- Data lines

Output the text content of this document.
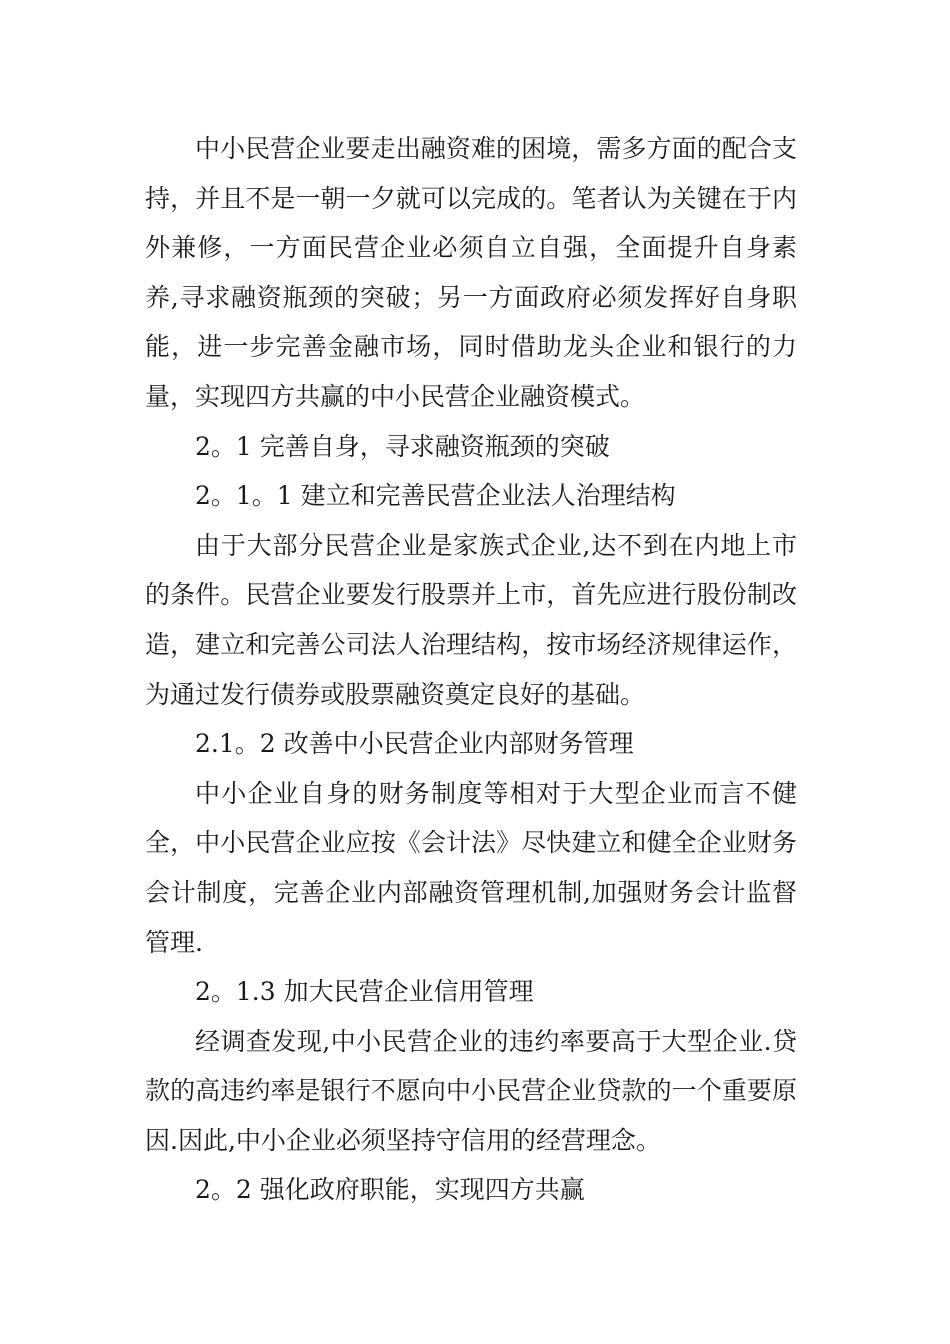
中小民营企业要走出融资难的困境，需多方面的配合支持，并且不是一朝一夕就可以完成的。笔者认为关键在于内外兼修，一方面民营企业必须自立自强，全面提升自身素养,寻求融资瓶颈的突破；另一方面政府必须发挥好自身职能，进一步完善金融市场，同时借助龙头企业和银行的力量，实现四方共赢的中小民营企业融资模式。

2。1 完善自身，寻求融资瓶颈的突破

2。1。1 建立和完善民营企业法人治理结构

由于大部分民营企业是家族式企业,达不到在内地上市的条件。民营企业要发行股票并上市，首先应进行股份制改造，建立和完善公司法人治理结构，按市场经济规律运作，为通过发行债券或股票融资奠定良好的基础。

2.1。2 改善中小民营企业内部财务管理

中小企业自身的财务制度等相对于大型企业而言不健全，中小民营企业应按《会计法》尽快建立和健全企业财务会计制度，完善企业内部融资管理机制,加强财务会计监督管理.

2。1.3 加大民营企业信用管理

经调查发现,中小民营企业的违约率要高于大型企业.贷款的高违约率是银行不愿向中小民营企业贷款的一个重要原因.因此,中小企业必须坚持守信用的经营理念。

2。2 强化政府职能，实现四方共赢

- Instructions to follow
Transcribe the full listing above exactly as it stands, minus the pictures.

- Written answer
Output the text content of this document.
中小民营企业要走出融资难的困境，需多方面的配合支持，并且不是一朝一夕就可以完成的。笔者认为关键在于内外兼修，一方面民营企业必须自立自强，全面提升自身素养,寻求融资瓶颈的突破；另一方面政府必须发挥好自身职能，进一步完善金融市场，同时借助龙头企业和银行的力量，实现四方共赢的中小民营企业融资模式。

2。1 完善自身，寻求融资瓶颈的突破

2。1。1 建立和完善民营企业法人治理结构

由于大部分民营企业是家族式企业,达不到在内地上市的条件。民营企业要发行股票并上市，首先应进行股份制改造，建立和完善公司法人治理结构，按市场经济规律运作，为通过发行债券或股票融资奠定良好的基础。

2.1。2 改善中小民营企业内部财务管理

中小企业自身的财务制度等相对于大型企业而言不健全，中小民营企业应按《会计法》尽快建立和健全企业财务会计制度，完善企业内部融资管理机制,加强财务会计监督管理.

2。1.3 加大民营企业信用管理

经调查发现,中小民营企业的违约率要高于大型企业.贷款的高违约率是银行不愿向中小民营企业贷款的一个重要原因.因此,中小企业必须坚持守信用的经营理念。

2。2 强化政府职能，实现四方共赢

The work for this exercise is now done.